Scan the entries below for the word "Frequency". Copy each line that has it.

+ + + + + + +

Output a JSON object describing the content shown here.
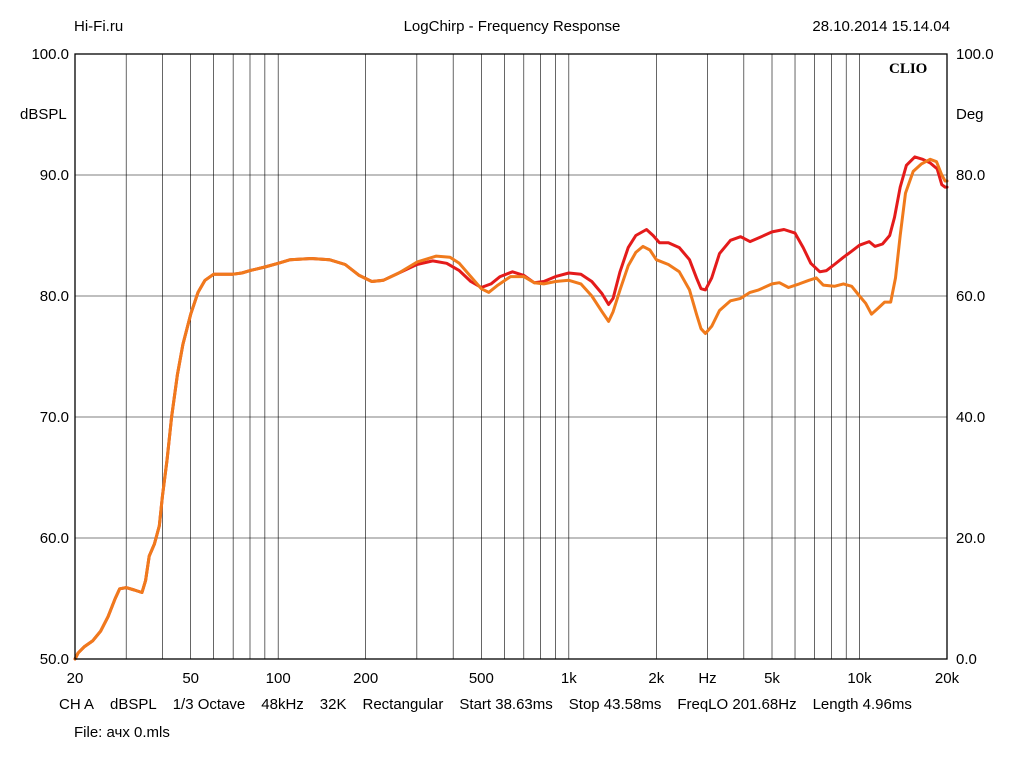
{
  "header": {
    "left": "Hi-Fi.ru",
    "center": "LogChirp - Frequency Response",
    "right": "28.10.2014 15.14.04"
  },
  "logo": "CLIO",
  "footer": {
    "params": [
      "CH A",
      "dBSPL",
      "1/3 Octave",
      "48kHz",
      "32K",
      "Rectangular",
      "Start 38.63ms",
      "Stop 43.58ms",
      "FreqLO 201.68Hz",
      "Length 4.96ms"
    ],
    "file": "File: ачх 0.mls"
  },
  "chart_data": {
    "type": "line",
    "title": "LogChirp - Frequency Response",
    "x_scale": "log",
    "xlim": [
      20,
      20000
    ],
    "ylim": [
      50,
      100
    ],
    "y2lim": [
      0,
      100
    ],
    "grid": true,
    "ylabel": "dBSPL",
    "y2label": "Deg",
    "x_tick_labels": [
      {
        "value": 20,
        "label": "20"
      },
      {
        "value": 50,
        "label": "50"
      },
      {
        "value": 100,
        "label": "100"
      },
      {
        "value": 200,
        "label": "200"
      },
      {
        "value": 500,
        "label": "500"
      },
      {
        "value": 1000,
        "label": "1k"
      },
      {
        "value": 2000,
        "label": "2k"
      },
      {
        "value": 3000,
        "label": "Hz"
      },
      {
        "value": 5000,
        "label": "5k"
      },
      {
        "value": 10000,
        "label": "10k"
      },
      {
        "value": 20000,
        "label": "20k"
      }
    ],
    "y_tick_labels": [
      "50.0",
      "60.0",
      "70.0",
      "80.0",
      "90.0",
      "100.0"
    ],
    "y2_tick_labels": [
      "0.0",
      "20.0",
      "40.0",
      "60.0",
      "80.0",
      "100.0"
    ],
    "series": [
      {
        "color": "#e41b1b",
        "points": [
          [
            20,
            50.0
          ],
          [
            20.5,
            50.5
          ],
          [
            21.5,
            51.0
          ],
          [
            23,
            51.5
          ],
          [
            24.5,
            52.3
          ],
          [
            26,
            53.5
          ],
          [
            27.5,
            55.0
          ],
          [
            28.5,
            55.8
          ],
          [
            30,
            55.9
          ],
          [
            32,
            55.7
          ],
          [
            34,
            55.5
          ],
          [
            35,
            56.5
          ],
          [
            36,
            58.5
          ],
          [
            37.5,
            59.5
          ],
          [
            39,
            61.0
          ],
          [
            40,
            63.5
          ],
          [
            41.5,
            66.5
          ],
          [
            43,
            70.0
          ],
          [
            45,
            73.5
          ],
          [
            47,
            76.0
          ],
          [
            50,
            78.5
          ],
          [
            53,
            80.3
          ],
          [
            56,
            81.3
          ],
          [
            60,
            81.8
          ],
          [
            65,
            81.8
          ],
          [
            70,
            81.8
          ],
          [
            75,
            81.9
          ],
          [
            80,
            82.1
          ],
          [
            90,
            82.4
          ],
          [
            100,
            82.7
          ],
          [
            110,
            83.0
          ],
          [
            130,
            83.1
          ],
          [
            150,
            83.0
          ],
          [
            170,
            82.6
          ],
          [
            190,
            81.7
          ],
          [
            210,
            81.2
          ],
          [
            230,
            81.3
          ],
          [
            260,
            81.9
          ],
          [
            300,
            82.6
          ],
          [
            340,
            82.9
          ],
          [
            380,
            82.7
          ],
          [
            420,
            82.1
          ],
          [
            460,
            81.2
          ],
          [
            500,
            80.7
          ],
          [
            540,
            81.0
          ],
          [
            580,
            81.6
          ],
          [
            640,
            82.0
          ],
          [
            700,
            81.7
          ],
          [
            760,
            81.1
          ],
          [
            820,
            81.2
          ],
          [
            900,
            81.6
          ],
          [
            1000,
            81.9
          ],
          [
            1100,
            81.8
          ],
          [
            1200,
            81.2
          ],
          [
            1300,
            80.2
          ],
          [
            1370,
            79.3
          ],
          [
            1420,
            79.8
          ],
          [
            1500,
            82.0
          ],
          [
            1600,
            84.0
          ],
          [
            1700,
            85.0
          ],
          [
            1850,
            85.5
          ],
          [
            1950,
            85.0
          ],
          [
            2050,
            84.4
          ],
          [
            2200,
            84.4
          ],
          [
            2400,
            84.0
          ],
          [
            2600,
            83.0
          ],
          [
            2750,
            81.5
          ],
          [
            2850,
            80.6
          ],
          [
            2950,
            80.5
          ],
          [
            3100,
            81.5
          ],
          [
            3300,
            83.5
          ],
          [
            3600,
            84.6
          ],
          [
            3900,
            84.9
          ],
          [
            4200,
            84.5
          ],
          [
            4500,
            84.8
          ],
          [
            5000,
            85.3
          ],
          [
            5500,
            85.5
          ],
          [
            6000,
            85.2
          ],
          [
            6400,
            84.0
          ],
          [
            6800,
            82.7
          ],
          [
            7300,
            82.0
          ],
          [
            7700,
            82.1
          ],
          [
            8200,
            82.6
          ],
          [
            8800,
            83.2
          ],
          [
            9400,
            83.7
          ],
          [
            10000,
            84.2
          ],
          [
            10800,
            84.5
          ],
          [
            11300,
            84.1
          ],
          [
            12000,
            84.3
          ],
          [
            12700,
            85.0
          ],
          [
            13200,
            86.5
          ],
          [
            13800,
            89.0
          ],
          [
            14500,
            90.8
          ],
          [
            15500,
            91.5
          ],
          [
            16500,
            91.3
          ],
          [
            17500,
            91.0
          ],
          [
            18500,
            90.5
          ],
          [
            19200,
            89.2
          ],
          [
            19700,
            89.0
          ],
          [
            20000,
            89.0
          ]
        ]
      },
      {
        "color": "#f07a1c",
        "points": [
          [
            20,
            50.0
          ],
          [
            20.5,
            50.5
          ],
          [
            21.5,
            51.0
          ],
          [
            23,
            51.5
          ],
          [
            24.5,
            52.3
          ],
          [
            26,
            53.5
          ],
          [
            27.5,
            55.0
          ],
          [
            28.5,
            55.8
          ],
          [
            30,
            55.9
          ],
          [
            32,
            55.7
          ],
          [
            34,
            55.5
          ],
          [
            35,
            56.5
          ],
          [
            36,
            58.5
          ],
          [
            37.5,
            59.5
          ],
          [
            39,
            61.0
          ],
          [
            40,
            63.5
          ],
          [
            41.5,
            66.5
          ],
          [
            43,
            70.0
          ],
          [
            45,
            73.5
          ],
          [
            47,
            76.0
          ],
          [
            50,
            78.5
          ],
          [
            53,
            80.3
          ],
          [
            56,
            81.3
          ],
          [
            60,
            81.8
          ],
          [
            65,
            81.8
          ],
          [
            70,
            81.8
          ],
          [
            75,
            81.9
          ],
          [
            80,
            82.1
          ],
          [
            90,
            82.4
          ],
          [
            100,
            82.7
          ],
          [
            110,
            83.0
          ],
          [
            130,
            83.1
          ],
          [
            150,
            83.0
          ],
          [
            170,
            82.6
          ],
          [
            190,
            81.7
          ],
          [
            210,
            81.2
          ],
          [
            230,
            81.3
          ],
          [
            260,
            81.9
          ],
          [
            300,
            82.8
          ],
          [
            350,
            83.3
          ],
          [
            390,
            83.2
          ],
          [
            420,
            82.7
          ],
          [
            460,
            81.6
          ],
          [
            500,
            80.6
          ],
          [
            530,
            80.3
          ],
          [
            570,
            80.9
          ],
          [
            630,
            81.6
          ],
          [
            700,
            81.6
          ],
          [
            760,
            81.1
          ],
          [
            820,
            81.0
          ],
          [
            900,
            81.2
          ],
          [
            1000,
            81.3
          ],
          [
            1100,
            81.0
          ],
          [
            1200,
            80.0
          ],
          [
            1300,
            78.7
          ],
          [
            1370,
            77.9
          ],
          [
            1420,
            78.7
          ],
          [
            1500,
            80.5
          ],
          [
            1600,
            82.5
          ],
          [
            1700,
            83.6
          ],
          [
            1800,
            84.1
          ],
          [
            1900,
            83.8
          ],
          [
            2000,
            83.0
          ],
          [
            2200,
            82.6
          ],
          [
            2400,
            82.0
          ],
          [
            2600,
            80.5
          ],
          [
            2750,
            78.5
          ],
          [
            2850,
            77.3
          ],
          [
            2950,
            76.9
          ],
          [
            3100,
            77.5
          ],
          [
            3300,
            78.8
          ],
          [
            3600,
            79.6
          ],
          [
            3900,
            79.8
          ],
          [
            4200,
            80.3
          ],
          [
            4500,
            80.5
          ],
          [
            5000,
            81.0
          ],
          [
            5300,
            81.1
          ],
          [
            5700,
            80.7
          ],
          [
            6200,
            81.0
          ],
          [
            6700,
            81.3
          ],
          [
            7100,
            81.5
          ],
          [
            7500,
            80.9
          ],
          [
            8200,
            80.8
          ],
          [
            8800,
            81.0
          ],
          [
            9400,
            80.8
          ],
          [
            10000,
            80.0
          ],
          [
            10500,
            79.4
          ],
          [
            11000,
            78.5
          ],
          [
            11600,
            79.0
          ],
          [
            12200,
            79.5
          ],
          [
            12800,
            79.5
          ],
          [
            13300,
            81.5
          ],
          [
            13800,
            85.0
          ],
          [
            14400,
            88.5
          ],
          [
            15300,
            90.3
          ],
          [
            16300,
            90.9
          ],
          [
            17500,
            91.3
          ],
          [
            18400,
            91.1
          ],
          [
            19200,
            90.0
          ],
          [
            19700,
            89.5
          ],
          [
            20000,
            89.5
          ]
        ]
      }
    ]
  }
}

+ + + + + + +

Task answer:
    "center": "LogChirp - Frequency Response",
    "title": "LogChirp - Frequency Response",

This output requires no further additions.